> TASK DETAILS
Scan the listing below and copy every line holding "this".

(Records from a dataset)

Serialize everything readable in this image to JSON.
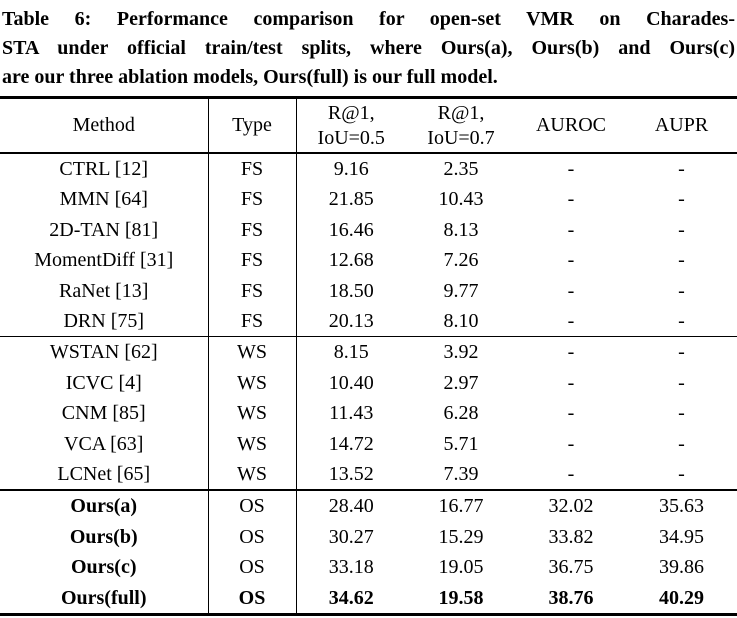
{
  "colors": {
    "text": "#000000",
    "background": "#ffffff",
    "rule": "#000000"
  },
  "caption": {
    "lines": [
      "Table 6: Performance comparison for open-set VMR on Charades-",
      "STA under official train/test splits, where Ours(a), Ours(b) and Ours(c)",
      "are our three ablation models, Ours(full) is our full model."
    ]
  },
  "table": {
    "headers": [
      "Method",
      "Type",
      "R@1,\nIoU=0.5",
      "R@1,\nIoU=0.7",
      "AUROC",
      "AUPR"
    ],
    "groups": [
      {
        "name": "fully-supervised",
        "separator_above": "none",
        "rows": [
          {
            "cells": [
              "CTRL [12]",
              "FS",
              "9.16",
              "2.35",
              "-",
              "-"
            ],
            "emphasis": "none"
          },
          {
            "cells": [
              "MMN [64]",
              "FS",
              "21.85",
              "10.43",
              "-",
              "-"
            ],
            "emphasis": "none"
          },
          {
            "cells": [
              "2D-TAN [81]",
              "FS",
              "16.46",
              "8.13",
              "-",
              "-"
            ],
            "emphasis": "none"
          },
          {
            "cells": [
              "MomentDiff [31]",
              "FS",
              "12.68",
              "7.26",
              "-",
              "-"
            ],
            "emphasis": "none"
          },
          {
            "cells": [
              "RaNet [13]",
              "FS",
              "18.50",
              "9.77",
              "-",
              "-"
            ],
            "emphasis": "none"
          },
          {
            "cells": [
              "DRN [75]",
              "FS",
              "20.13",
              "8.10",
              "-",
              "-"
            ],
            "emphasis": "none"
          }
        ]
      },
      {
        "name": "weakly-supervised",
        "separator_above": "thin",
        "rows": [
          {
            "cells": [
              "WSTAN [62]",
              "WS",
              "8.15",
              "3.92",
              "-",
              "-"
            ],
            "emphasis": "none"
          },
          {
            "cells": [
              "ICVC [4]",
              "WS",
              "10.40",
              "2.97",
              "-",
              "-"
            ],
            "emphasis": "none"
          },
          {
            "cells": [
              "CNM [85]",
              "WS",
              "11.43",
              "6.28",
              "-",
              "-"
            ],
            "emphasis": "none"
          },
          {
            "cells": [
              "VCA [63]",
              "WS",
              "14.72",
              "5.71",
              "-",
              "-"
            ],
            "emphasis": "none"
          },
          {
            "cells": [
              "LCNet [65]",
              "WS",
              "13.52",
              "7.39",
              "-",
              "-"
            ],
            "emphasis": "none"
          }
        ]
      },
      {
        "name": "open-set-ours",
        "separator_above": "thick",
        "rows": [
          {
            "cells": [
              "Ours(a)",
              "OS",
              "28.40",
              "16.77",
              "32.02",
              "35.63"
            ],
            "emphasis": "method"
          },
          {
            "cells": [
              "Ours(b)",
              "OS",
              "30.27",
              "15.29",
              "33.82",
              "34.95"
            ],
            "emphasis": "method"
          },
          {
            "cells": [
              "Ours(c)",
              "OS",
              "33.18",
              "19.05",
              "36.75",
              "39.86"
            ],
            "emphasis": "method"
          },
          {
            "cells": [
              "Ours(full)",
              "OS",
              "34.62",
              "19.58",
              "38.76",
              "40.29"
            ],
            "emphasis": "row"
          }
        ]
      }
    ]
  }
}
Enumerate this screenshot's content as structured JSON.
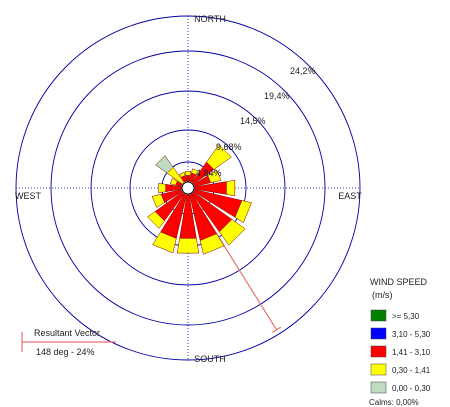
{
  "chart_data": {
    "type": "windrose",
    "directions": {
      "north": "NORTH",
      "south": "SOUTH",
      "east": "EAST",
      "west": "WEST"
    },
    "ring_labels": [
      "4,84%",
      "9,68%",
      "14,5%",
      "19,4%",
      "24,2%"
    ],
    "ring_values": [
      4.84,
      9.68,
      14.5,
      19.4,
      24.2
    ],
    "sector_width_deg": 22.5,
    "sectors": [
      {
        "direction_deg": 0,
        "values": [
          0,
          0,
          0.8,
          0.6,
          0
        ]
      },
      {
        "direction_deg": 22.5,
        "values": [
          0,
          0,
          1.2,
          0.6,
          0
        ]
      },
      {
        "direction_deg": 45,
        "values": [
          0,
          0,
          3.5,
          3.0,
          0
        ]
      },
      {
        "direction_deg": 67.5,
        "values": [
          0,
          0,
          2.3,
          1.5,
          0
        ]
      },
      {
        "direction_deg": 90,
        "values": [
          0,
          0,
          4.5,
          1.2,
          0
        ]
      },
      {
        "direction_deg": 112.5,
        "values": [
          0,
          0,
          6.8,
          1.4,
          0
        ]
      },
      {
        "direction_deg": 135,
        "values": [
          0,
          0,
          6.6,
          2.3,
          0
        ]
      },
      {
        "direction_deg": 157.5,
        "values": [
          0,
          0,
          6.6,
          2.0,
          0
        ]
      },
      {
        "direction_deg": 180,
        "values": [
          0,
          0,
          6.2,
          2.1,
          0
        ]
      },
      {
        "direction_deg": 202.5,
        "values": [
          0,
          0,
          6.3,
          2.1,
          0
        ]
      },
      {
        "direction_deg": 225,
        "values": [
          0,
          0,
          4.7,
          1.3,
          0
        ]
      },
      {
        "direction_deg": 247.5,
        "values": [
          0,
          0,
          2.9,
          1.3,
          0
        ]
      },
      {
        "direction_deg": 270,
        "values": [
          0,
          0,
          2.2,
          1.0,
          0
        ]
      },
      {
        "direction_deg": 292.5,
        "values": [
          0,
          0,
          0.8,
          0.8,
          0
        ]
      },
      {
        "direction_deg": 315,
        "values": [
          0,
          0,
          0,
          2.6,
          2.0
        ]
      },
      {
        "direction_deg": 337.5,
        "values": [
          0,
          0,
          0.8,
          0.5,
          0
        ]
      }
    ],
    "resultant_vector": {
      "label_title": "Resultant Vector",
      "label_value": "148 deg - 24%",
      "direction_deg": 148,
      "percent": 24
    },
    "legend": {
      "title_line1": "WIND SPEED",
      "title_line2": "(m/s)",
      "items": [
        {
          "label": ">= 5,30",
          "color": "#008000"
        },
        {
          "label": "3,10 - 5,30",
          "color": "#0000ff"
        },
        {
          "label": "1,41 - 3,10",
          "color": "#ff0000"
        },
        {
          "label": "0,30 - 1,41",
          "color": "#ffff00"
        },
        {
          "label": "0,00 - 0,30",
          "color": "#c0dcc0"
        }
      ],
      "calms": "Calms: 0,00%"
    },
    "colors": {
      "ring": "#0000a0",
      "vector": "#e87070"
    }
  }
}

> ANSWER TO THE PROBLEM
Serialize everything readable in this image to JSON.
Enumerate this screenshot's content as structured JSON.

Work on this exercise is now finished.